→ Given passage
===

Thought it was just humans that are ticklish? Think again - scientists are studying how animals respond to being tickled in a bid to shed light on how laughter evolved.
Tickling a gorilla is not for the faint-hearted. But keeper Phil Ridges is not worried at getting into the enclosure with Emmie at Port Lympne Wild Animal Park in Kent.
The gorilla, now 19, was hand-reared, and Phil has been her keeper for most of her life.
He says she has a tendency to be "a little bit frosty", but if she is in the mood, she cannot resist a chortle when she is tickled.
"I've worked with gorillas for a long time, and I've often seen gorillas tickling each other, so it is a nice feeling when they have accepted you enough and they don't mind you tickling them," he says.
But it is Emmie's response that has intrigued scientist Marina Davila-Ross from the University of Portsmouth, because the gorilla's reaction sounds a lot like human laughter.
Dr Davila-Ross says: "I was amazed about the way apes responded to being tickled - the apes seem to behave in the same way humans and children behave when they are being tickled."
In a study published in Current Biology in 2009, Dr Davila-Ross and colleagues compared the sounds that great apes made when they were tickled with the laughter that tickled humans produced.
They found many acoustic similarities, which has led them to believe that laughter in great apes shared the same evolutionary origin as laughter in humans, suggesting a common ancestor that giggled when tickled.

===

Stored data entries:
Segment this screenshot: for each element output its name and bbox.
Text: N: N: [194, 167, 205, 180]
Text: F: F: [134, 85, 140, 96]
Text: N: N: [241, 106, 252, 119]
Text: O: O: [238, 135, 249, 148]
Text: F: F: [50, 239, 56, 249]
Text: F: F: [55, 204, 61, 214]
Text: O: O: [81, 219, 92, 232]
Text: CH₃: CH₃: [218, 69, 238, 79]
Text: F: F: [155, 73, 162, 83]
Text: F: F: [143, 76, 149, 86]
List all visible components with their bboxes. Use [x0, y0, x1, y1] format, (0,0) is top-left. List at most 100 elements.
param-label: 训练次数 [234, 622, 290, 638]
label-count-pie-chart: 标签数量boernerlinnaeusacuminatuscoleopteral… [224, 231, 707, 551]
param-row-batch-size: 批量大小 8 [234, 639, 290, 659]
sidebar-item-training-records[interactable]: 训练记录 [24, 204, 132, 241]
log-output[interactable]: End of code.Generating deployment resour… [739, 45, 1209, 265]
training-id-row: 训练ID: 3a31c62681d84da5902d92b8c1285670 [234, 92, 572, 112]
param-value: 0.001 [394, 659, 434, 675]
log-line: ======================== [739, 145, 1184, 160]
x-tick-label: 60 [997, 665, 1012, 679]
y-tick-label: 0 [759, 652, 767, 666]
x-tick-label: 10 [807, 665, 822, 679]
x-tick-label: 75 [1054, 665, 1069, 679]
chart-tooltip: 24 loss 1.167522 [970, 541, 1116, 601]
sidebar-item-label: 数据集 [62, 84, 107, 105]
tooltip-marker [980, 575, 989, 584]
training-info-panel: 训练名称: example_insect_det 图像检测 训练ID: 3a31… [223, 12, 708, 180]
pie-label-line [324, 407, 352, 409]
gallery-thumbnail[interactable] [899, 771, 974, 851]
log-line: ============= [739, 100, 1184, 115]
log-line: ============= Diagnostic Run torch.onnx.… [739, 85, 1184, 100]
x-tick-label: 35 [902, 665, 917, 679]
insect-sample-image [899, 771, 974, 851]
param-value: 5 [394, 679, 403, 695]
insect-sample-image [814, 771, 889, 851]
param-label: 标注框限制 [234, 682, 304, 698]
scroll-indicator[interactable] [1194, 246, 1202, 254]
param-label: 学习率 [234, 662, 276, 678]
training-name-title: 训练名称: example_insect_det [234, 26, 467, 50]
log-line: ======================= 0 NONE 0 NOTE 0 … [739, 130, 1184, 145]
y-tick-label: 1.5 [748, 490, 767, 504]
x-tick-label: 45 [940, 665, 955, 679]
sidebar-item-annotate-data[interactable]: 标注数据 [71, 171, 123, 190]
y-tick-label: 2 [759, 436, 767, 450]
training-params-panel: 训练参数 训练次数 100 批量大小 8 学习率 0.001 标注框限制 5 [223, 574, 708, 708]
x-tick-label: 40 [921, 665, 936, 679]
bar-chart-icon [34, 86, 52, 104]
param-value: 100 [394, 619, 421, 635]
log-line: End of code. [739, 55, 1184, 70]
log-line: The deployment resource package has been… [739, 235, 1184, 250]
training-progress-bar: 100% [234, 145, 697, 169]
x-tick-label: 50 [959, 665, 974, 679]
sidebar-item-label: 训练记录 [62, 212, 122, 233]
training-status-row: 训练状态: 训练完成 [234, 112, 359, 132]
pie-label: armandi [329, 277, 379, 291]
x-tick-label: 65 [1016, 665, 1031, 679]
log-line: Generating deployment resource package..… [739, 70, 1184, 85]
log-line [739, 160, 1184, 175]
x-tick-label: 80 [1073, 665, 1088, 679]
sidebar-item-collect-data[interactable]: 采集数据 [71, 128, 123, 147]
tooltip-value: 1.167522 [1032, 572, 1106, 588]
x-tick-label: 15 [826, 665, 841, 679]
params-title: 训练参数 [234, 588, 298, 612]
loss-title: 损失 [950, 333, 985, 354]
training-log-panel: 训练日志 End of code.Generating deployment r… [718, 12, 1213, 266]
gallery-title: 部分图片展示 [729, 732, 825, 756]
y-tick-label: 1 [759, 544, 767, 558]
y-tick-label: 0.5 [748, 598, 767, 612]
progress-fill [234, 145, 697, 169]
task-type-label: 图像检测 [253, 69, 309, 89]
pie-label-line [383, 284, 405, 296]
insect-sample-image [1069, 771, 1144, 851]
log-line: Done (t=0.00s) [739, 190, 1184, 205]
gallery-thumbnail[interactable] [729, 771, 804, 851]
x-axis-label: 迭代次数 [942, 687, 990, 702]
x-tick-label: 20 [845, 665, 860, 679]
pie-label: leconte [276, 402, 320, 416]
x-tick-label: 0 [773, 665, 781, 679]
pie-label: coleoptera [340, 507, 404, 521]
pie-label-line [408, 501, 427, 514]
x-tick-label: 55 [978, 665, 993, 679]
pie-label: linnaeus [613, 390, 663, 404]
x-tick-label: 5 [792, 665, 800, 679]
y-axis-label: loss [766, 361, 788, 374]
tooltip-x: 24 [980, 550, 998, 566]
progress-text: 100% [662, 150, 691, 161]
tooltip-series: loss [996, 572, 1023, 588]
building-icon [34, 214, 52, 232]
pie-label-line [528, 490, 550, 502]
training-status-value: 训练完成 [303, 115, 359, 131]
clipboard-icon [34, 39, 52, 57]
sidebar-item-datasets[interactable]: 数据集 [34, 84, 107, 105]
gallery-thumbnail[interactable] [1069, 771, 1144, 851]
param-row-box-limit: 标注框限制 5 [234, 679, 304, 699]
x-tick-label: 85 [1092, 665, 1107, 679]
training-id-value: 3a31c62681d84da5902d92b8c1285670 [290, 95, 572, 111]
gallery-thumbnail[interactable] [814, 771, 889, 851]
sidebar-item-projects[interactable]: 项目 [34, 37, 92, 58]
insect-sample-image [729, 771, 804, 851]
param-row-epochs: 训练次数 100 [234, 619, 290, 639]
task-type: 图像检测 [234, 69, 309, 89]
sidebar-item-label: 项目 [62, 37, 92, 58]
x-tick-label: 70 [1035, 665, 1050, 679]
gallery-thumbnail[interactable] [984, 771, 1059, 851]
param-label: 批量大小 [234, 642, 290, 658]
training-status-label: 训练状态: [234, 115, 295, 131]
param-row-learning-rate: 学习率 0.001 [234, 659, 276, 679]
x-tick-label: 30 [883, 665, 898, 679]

===

→ Task brief
From the text about tickling animals, return the part that opens with the words containing "But it is Emmie's" and closes with "like human laughter.", copied word for word. You can set the items aside; none of them is needed here.

→ Response to the exercise
But it is Emmie's response that has intrigued scientist Marina Davila-Ross from the University of Portsmouth, because the gorilla's reaction sounds a lot like human laughter.